# [Supplied records]

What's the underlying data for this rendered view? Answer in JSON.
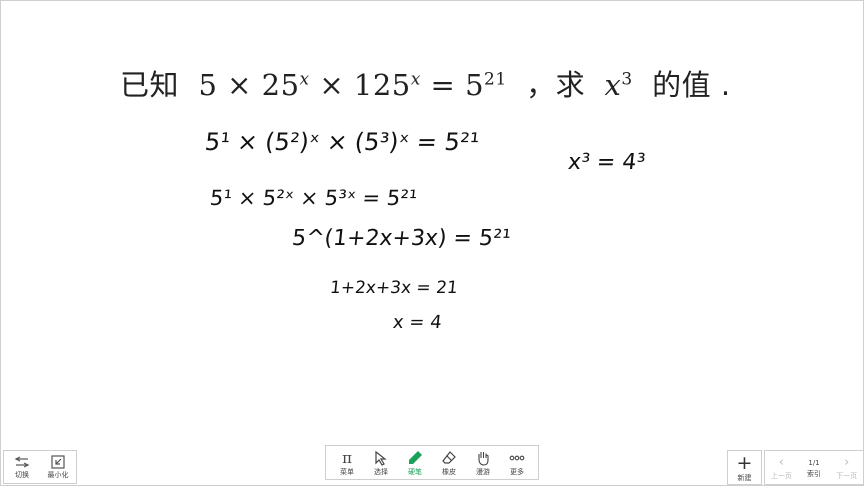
{
  "problem": {
    "prefix": "已知",
    "expr_a": "5 × 25",
    "exp_x1": "x",
    "expr_b": " × 125",
    "exp_x2": "x",
    "expr_c": " = 5",
    "exp_21": "21",
    "sep": "，求",
    "var": "x",
    "exp_3": "3",
    "suffix": "的值 ."
  },
  "handwriting": [
    "5¹ × (5²)ˣ × (5³)ˣ = 5²¹",
    "5¹ × 5²ˣ × 5³ˣ = 5²¹",
    "5^(1+2x+3x) = 5²¹",
    "1+2x+3x = 21",
    "x = 4",
    "x³ = 4³"
  ],
  "bottom_left": {
    "switch_label": "切换",
    "minimize_label": "最小化"
  },
  "toolbar": {
    "menu_label": "菜单",
    "select_label": "选择",
    "pen_label": "硬笔",
    "eraser_label": "橡皮",
    "roam_label": "漫游",
    "more_label": "更多"
  },
  "nav": {
    "new_label": "新建",
    "prev_label": "上一页",
    "page": "1/1",
    "index_label": "索引",
    "next_label": "下一页"
  },
  "colors": {
    "active_tool": "#1aa15a",
    "border": "#cfcfcf"
  }
}
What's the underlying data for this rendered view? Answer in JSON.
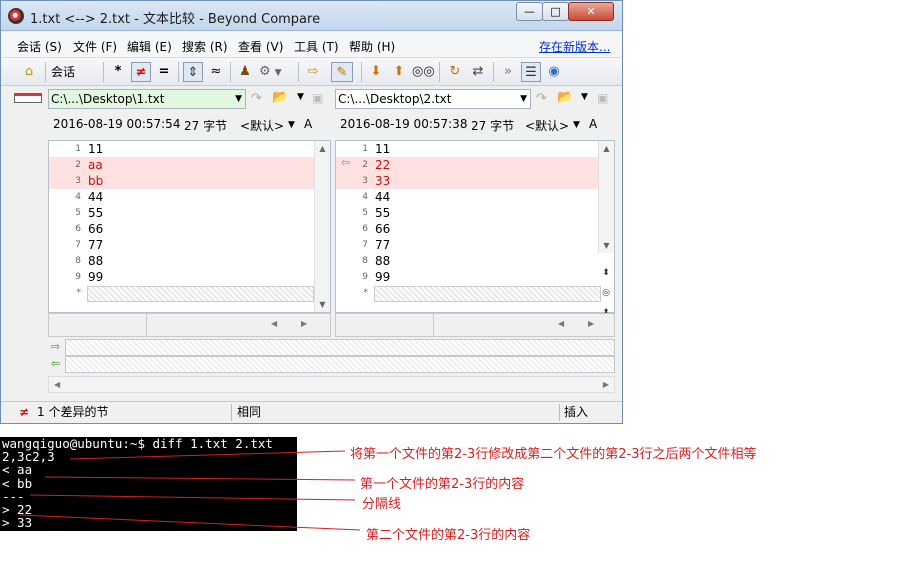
{
  "window": {
    "title": "1.txt <--> 2.txt - 文本比较 - Beyond Compare",
    "min_glyph": "—",
    "max_glyph": "□",
    "close_glyph": "✕"
  },
  "menu": {
    "items": [
      "会话 (S)",
      "文件 (F)",
      "编辑 (E)",
      "搜索 (R)",
      "查看 (V)",
      "工具 (T)",
      "帮助 (H)"
    ],
    "link": "存在新版本..."
  },
  "toolbar": {
    "session_label": "会话",
    "icons": [
      "home-icon",
      "asterisk-icon",
      "not-equal-icon",
      "equal-icon",
      "align-icon",
      "approx-icon",
      "user-icon",
      "gear-icon",
      "next-icon",
      "edit-icon",
      "down-arrow-icon",
      "up-arrow-icon",
      "binoculars-icon",
      "refresh-icon",
      "swap-icon",
      "format-icon",
      "rules-icon",
      "web-icon"
    ]
  },
  "left": {
    "path": "C:\\...\\Desktop\\1.txt",
    "date": "2016-08-19 00:57:54",
    "size": "27 字节",
    "encoding": "<默认>",
    "font_glyph": "A",
    "lines": [
      {
        "n": "1",
        "t": "11",
        "diff": false
      },
      {
        "n": "2",
        "t": "aa",
        "diff": true
      },
      {
        "n": "3",
        "t": "bb",
        "diff": true
      },
      {
        "n": "4",
        "t": "44",
        "diff": false
      },
      {
        "n": "5",
        "t": "55",
        "diff": false
      },
      {
        "n": "6",
        "t": "66",
        "diff": false
      },
      {
        "n": "7",
        "t": "77",
        "diff": false
      },
      {
        "n": "8",
        "t": "88",
        "diff": false
      },
      {
        "n": "9",
        "t": "99",
        "diff": false
      }
    ],
    "end_marker": "*"
  },
  "right": {
    "path": "C:\\...\\Desktop\\2.txt",
    "date": "2016-08-19 00:57:38",
    "size": "27 字节",
    "encoding": "<默认>",
    "font_glyph": "A",
    "lines": [
      {
        "n": "1",
        "t": "11",
        "diff": false
      },
      {
        "n": "2",
        "t": "22",
        "diff": true
      },
      {
        "n": "3",
        "t": "33",
        "diff": true
      },
      {
        "n": "4",
        "t": "44",
        "diff": false
      },
      {
        "n": "5",
        "t": "55",
        "diff": false
      },
      {
        "n": "6",
        "t": "66",
        "diff": false
      },
      {
        "n": "7",
        "t": "77",
        "diff": false
      },
      {
        "n": "8",
        "t": "88",
        "diff": false
      },
      {
        "n": "9",
        "t": "99",
        "diff": false
      }
    ],
    "end_marker": "*"
  },
  "status": {
    "diff_count": "1 个差异的节",
    "same": "相同",
    "mode": "插入"
  },
  "terminal": {
    "lines": [
      "wangqiguo@ubuntu:~$ diff 1.txt 2.txt",
      "2,3c2,3",
      "< aa",
      "< bb",
      "---",
      "> 22",
      "> 33"
    ]
  },
  "annotations": [
    "将第一个文件的第2-3行修改成第二个文件的第2-3行之后两个文件相等",
    "第一个文件的第2-3行的内容",
    "分隔线",
    "第二个文件的第2-3行的内容"
  ],
  "colors": {
    "diff_bg": "#ffe1e1",
    "diff_text": "#c01010",
    "annotation": "#d42020",
    "path_left_bg": "#e2f7e0"
  }
}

# [Job]
Make an exact copy of every record, pictures excluded.

# [Task output]
What's the underlying data for this rendered view? Answer in JSON.
{
  "problem": {
    "prefix": "已知",
    "expr_a": "5 × 25",
    "exp_x1": "x",
    "expr_b": " × 125",
    "exp_x2": "x",
    "expr_c": " = 5",
    "exp_21": "21",
    "sep": "，求",
    "var": "x",
    "exp_3": "3",
    "suffix": "的值 ."
  },
  "handwriting": [
    "5¹ × (5²)ˣ × (5³)ˣ = 5²¹",
    "5¹ × 5²ˣ × 5³ˣ = 5²¹",
    "5^(1+2x+3x) = 5²¹",
    "1+2x+3x = 21",
    "x = 4",
    "x³ = 4³"
  ],
  "bottom_left": {
    "switch_label": "切换",
    "minimize_label": "最小化"
  },
  "toolbar": {
    "menu_label": "菜单",
    "select_label": "选择",
    "pen_label": "硬笔",
    "eraser_label": "橡皮",
    "roam_label": "漫游",
    "more_label": "更多"
  },
  "nav": {
    "new_label": "新建",
    "prev_label": "上一页",
    "page": "1/1",
    "index_label": "索引",
    "next_label": "下一页"
  },
  "colors": {
    "active_tool": "#1aa15a",
    "border": "#cfcfcf"
  }
}
What's the underlying data for this rendered view? Answer in JSON.
{
  "window": {
    "title": "1.txt <--> 2.txt - 文本比较 - Beyond Compare",
    "min_glyph": "—",
    "max_glyph": "□",
    "close_glyph": "✕"
  },
  "menu": {
    "items": [
      "会话 (S)",
      "文件 (F)",
      "编辑 (E)",
      "搜索 (R)",
      "查看 (V)",
      "工具 (T)",
      "帮助 (H)"
    ],
    "link": "存在新版本..."
  },
  "toolbar": {
    "session_label": "会话",
    "icons": [
      "home-icon",
      "asterisk-icon",
      "not-equal-icon",
      "equal-icon",
      "align-icon",
      "approx-icon",
      "user-icon",
      "gear-icon",
      "next-icon",
      "edit-icon",
      "down-arrow-icon",
      "up-arrow-icon",
      "binoculars-icon",
      "refresh-icon",
      "swap-icon",
      "format-icon",
      "rules-icon",
      "web-icon"
    ]
  },
  "left": {
    "path": "C:\\...\\Desktop\\1.txt",
    "date": "2016-08-19 00:57:54",
    "size": "27 字节",
    "encoding": "<默认>",
    "font_glyph": "A",
    "lines": [
      {
        "n": "1",
        "t": "11",
        "diff": false
      },
      {
        "n": "2",
        "t": "aa",
        "diff": true
      },
      {
        "n": "3",
        "t": "bb",
        "diff": true
      },
      {
        "n": "4",
        "t": "44",
        "diff": false
      },
      {
        "n": "5",
        "t": "55",
        "diff": false
      },
      {
        "n": "6",
        "t": "66",
        "diff": false
      },
      {
        "n": "7",
        "t": "77",
        "diff": false
      },
      {
        "n": "8",
        "t": "88",
        "diff": false
      },
      {
        "n": "9",
        "t": "99",
        "diff": false
      }
    ],
    "end_marker": "*"
  },
  "right": {
    "path": "C:\\...\\Desktop\\2.txt",
    "date": "2016-08-19 00:57:38",
    "size": "27 字节",
    "encoding": "<默认>",
    "font_glyph": "A",
    "lines": [
      {
        "n": "1",
        "t": "11",
        "diff": false
      },
      {
        "n": "2",
        "t": "22",
        "diff": true
      },
      {
        "n": "3",
        "t": "33",
        "diff": true
      },
      {
        "n": "4",
        "t": "44",
        "diff": false
      },
      {
        "n": "5",
        "t": "55",
        "diff": false
      },
      {
        "n": "6",
        "t": "66",
        "diff": false
      },
      {
        "n": "7",
        "t": "77",
        "diff": false
      },
      {
        "n": "8",
        "t": "88",
        "diff": false
      },
      {
        "n": "9",
        "t": "99",
        "diff": false
      }
    ],
    "end_marker": "*"
  },
  "status": {
    "diff_count": "1 个差异的节",
    "same": "相同",
    "mode": "插入"
  },
  "terminal": {
    "lines": [
      "wangqiguo@ubuntu:~$ diff 1.txt 2.txt",
      "2,3c2,3",
      "< aa",
      "< bb",
      "---",
      "> 22",
      "> 33"
    ]
  },
  "annotations": [
    "将第一个文件的第2-3行修改成第二个文件的第2-3行之后两个文件相等",
    "第一个文件的第2-3行的内容",
    "分隔线",
    "第二个文件的第2-3行的内容"
  ],
  "colors": {
    "diff_bg": "#ffe1e1",
    "diff_text": "#c01010",
    "annotation": "#d42020",
    "path_left_bg": "#e2f7e0"
  }
}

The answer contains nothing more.